* begin *

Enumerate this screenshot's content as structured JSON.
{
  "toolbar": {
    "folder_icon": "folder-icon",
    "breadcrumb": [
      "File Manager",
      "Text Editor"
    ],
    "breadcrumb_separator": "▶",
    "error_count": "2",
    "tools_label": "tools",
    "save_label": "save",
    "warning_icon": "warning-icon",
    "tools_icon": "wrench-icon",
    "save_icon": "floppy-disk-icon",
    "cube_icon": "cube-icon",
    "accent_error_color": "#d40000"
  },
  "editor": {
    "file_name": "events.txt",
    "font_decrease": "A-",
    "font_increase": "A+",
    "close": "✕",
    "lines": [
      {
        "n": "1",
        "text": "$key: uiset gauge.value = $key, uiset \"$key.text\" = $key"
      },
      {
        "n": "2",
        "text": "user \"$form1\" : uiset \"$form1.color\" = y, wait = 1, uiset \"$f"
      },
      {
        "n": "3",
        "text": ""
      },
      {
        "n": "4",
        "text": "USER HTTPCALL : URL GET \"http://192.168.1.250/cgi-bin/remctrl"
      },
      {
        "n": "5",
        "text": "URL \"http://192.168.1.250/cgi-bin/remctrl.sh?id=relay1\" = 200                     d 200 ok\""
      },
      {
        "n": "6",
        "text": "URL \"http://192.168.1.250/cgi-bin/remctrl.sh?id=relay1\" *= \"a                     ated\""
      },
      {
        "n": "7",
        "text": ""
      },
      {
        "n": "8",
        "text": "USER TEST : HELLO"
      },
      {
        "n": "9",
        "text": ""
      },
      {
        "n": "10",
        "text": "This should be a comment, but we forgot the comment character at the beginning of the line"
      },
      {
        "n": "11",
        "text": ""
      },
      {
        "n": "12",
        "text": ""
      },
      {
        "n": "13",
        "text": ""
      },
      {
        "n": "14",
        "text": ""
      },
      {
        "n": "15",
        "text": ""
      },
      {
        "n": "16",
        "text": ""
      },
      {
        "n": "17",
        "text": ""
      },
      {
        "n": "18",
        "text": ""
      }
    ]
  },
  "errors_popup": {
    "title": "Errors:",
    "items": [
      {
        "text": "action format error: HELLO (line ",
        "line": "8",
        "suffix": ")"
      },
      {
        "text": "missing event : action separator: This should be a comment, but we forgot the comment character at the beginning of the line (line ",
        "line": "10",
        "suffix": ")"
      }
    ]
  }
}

* end *
* begin *

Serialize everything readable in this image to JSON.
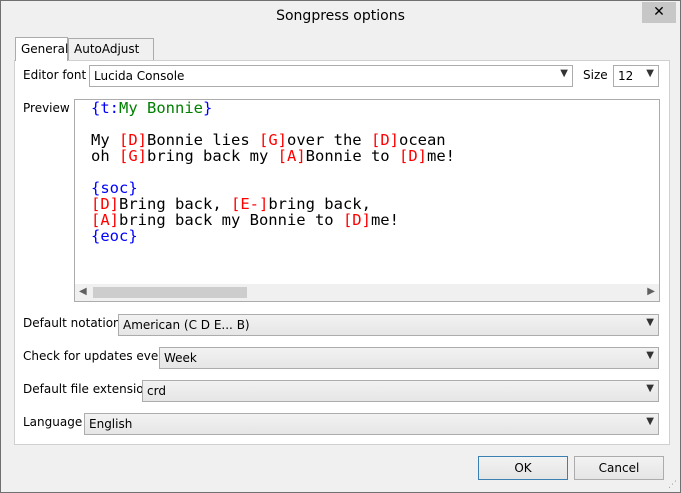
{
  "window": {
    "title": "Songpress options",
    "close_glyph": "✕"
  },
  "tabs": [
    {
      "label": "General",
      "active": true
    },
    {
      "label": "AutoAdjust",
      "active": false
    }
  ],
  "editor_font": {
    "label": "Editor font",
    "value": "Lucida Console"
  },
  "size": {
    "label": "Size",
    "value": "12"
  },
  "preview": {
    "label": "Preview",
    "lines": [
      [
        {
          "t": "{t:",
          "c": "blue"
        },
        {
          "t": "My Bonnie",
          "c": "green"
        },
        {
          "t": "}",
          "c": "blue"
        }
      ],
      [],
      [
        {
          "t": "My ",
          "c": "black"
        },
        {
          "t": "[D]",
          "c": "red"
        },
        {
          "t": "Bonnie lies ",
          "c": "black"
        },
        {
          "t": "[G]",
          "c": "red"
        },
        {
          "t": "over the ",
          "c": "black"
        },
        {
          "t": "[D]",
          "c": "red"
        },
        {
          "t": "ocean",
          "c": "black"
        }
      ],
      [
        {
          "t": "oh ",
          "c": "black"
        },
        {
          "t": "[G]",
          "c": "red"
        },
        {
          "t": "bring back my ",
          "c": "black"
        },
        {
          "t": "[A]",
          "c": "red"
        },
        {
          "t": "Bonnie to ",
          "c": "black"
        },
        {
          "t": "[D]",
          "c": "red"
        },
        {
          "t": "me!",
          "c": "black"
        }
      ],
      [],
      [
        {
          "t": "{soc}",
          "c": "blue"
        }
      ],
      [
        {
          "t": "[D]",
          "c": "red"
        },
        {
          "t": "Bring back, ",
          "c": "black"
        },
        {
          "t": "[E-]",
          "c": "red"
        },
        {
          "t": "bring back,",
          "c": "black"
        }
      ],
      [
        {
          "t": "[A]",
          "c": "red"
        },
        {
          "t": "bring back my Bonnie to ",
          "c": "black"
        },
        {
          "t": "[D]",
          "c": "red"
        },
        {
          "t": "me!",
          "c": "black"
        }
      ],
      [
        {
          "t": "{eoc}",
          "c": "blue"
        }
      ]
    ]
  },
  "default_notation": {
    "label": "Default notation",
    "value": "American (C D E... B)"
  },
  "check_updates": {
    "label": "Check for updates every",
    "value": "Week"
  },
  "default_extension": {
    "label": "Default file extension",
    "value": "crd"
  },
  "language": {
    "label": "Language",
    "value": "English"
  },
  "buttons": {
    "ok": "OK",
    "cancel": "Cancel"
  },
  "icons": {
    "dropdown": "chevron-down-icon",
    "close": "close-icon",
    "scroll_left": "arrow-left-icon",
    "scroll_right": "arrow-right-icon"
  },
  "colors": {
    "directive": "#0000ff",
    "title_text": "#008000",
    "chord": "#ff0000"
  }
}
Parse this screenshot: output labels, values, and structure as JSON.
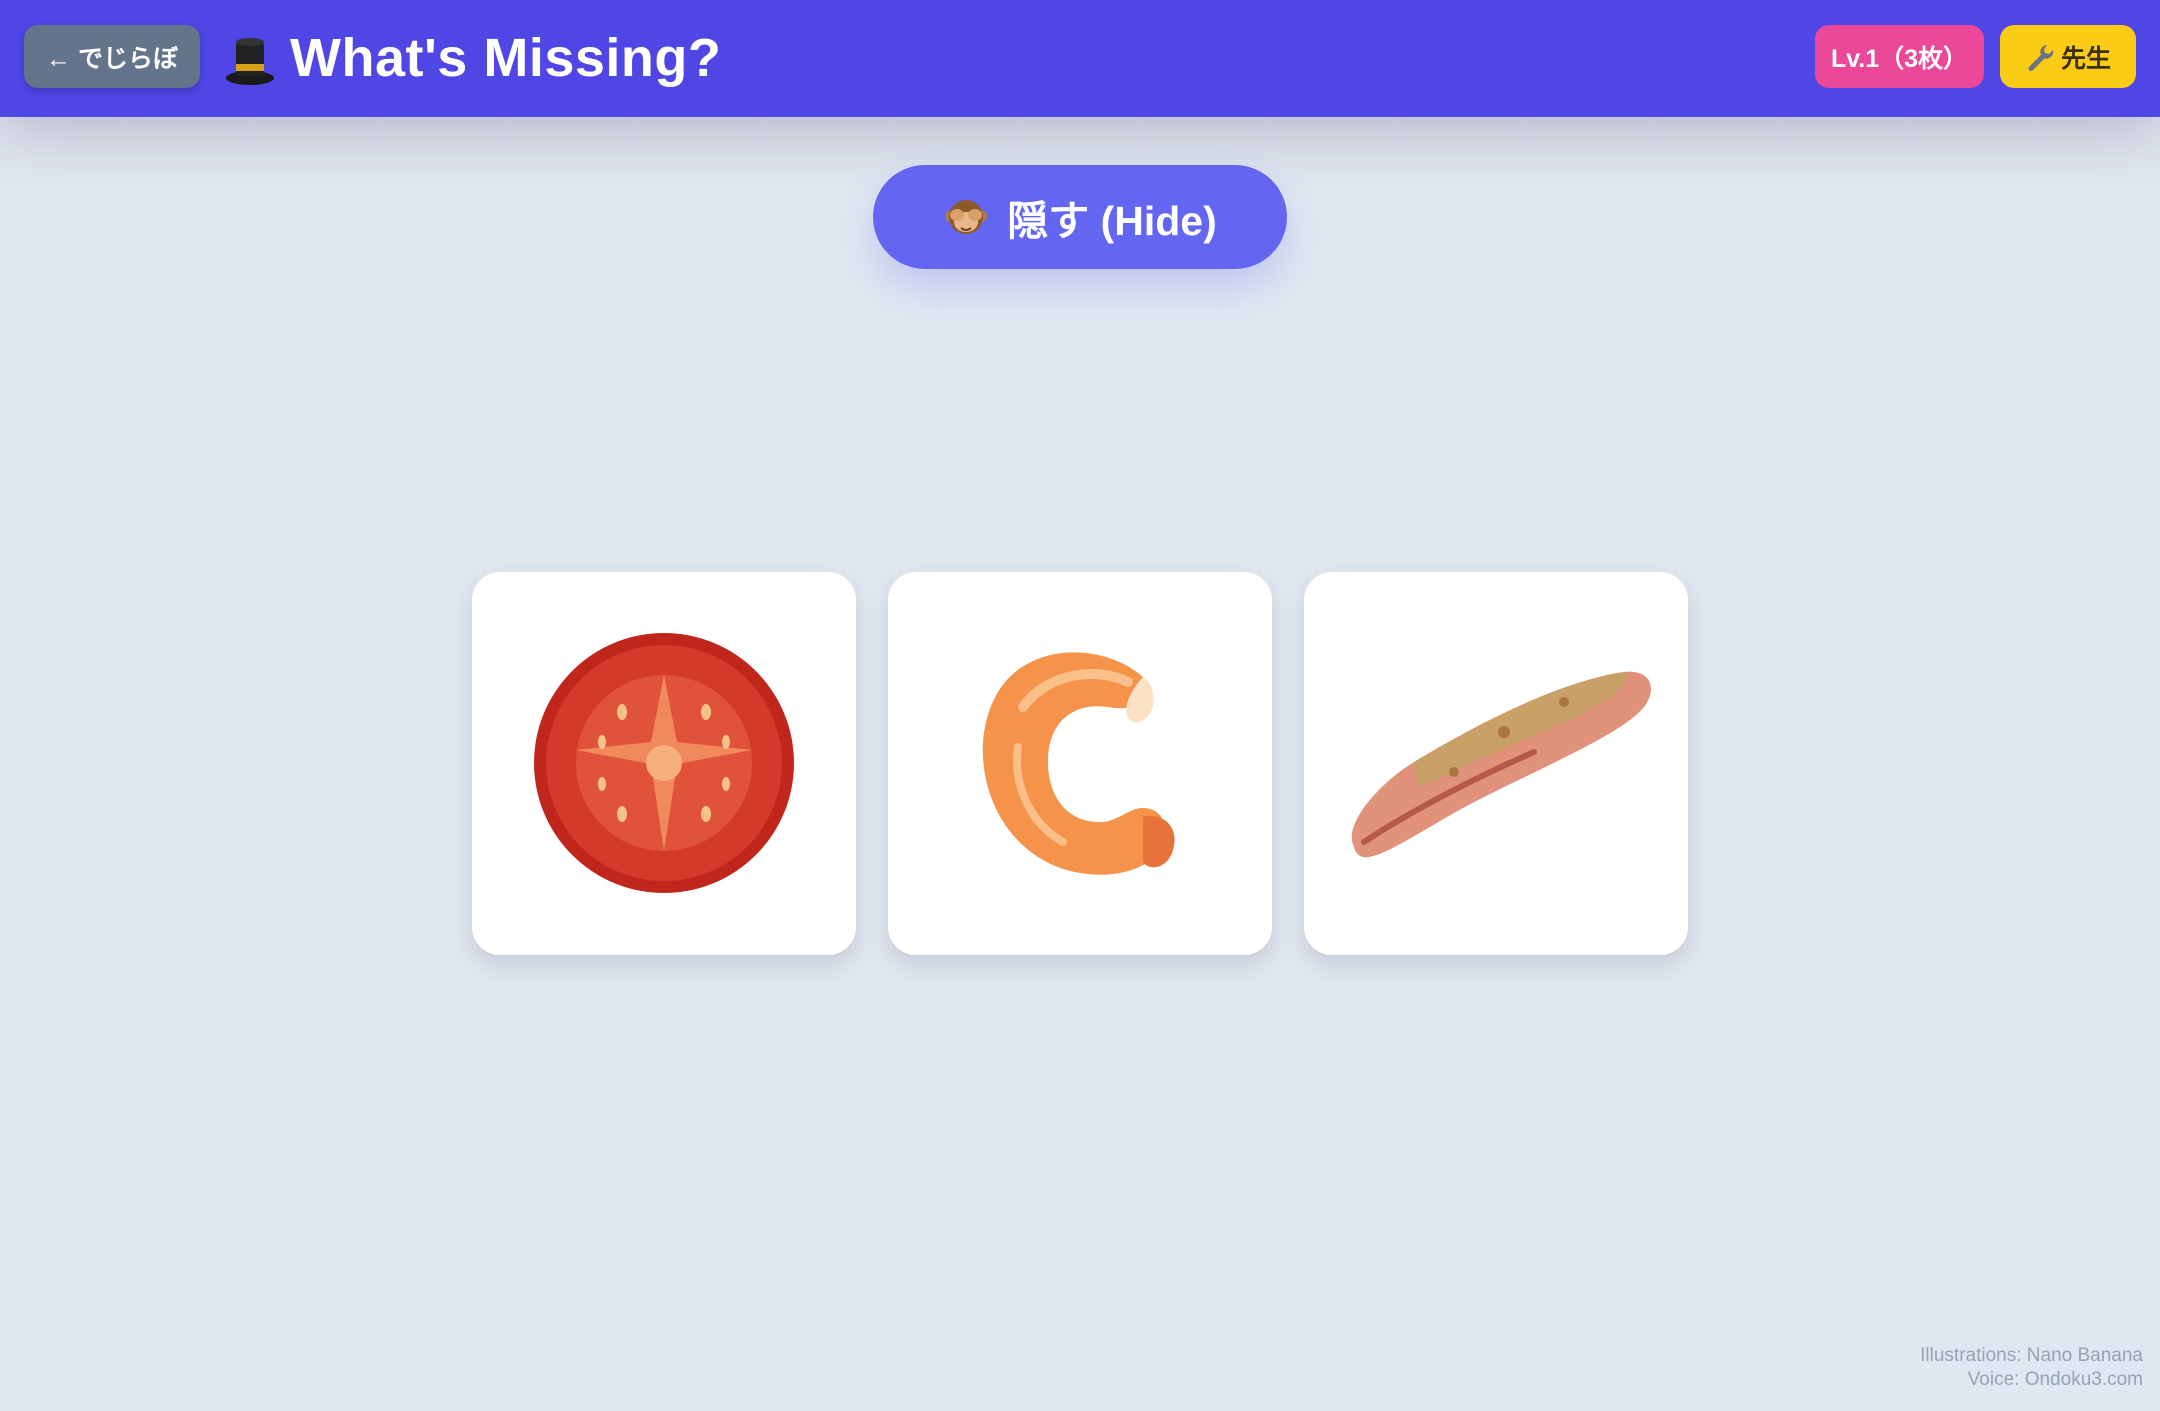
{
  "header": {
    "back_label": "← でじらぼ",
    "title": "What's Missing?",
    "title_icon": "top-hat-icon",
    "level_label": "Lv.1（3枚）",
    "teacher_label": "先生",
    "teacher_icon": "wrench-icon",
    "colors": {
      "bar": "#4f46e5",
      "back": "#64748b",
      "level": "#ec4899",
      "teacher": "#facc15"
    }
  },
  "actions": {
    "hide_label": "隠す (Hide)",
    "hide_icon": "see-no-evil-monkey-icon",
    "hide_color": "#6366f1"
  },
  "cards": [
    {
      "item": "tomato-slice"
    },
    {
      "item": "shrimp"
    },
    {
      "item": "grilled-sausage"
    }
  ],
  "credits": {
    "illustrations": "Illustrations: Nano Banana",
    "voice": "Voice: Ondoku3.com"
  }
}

* end *

*EXERCISE DETAILS*
For the string "forgot", count the lines of the entries above that include it; answer with the number only.

*RESULT OF THIS TASK*
2